_DIRECTIVE_
In the entries that follow, find the word "площадка" and report each line it is on.

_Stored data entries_
********************

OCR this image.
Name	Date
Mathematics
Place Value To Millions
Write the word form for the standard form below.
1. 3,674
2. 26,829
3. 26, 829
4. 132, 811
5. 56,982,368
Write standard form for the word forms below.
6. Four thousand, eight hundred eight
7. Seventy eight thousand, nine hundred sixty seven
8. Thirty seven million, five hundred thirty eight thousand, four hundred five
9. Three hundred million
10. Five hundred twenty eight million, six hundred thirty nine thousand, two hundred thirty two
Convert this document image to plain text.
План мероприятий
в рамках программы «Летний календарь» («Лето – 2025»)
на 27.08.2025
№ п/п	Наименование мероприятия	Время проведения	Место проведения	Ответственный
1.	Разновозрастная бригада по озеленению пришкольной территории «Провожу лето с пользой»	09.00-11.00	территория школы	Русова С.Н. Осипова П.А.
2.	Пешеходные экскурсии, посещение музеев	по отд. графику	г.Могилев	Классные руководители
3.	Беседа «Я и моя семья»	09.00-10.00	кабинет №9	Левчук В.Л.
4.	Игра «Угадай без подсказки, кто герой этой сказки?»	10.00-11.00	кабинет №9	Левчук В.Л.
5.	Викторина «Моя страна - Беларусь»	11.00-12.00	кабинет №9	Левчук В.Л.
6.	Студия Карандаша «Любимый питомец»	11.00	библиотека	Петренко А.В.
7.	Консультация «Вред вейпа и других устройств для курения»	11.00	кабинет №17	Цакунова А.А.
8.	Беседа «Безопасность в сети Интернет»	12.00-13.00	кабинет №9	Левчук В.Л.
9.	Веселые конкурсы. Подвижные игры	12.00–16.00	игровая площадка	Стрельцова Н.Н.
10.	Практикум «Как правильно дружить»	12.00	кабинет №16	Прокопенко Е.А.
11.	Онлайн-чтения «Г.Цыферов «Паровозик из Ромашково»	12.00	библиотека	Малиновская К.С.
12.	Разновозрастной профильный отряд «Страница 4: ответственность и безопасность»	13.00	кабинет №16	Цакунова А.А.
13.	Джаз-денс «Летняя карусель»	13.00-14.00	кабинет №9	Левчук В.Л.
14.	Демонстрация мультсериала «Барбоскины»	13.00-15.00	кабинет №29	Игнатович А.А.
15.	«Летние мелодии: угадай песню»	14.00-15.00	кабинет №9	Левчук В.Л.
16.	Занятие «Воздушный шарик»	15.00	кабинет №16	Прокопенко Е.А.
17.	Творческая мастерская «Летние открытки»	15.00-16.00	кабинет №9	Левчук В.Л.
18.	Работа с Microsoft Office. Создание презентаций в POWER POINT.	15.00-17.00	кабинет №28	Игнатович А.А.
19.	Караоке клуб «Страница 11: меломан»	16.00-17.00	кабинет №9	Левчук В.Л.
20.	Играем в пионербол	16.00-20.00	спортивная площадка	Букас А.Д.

********************

_ANSWER TO THE TASK_
9.	Веселые конкурсы. Подвижные игры	12.00–16.00	игровая площадка	Стрельцова Н.Н.
20.	Играем в пионербол	16.00-20.00	спортивная площадка	Букас А.Д.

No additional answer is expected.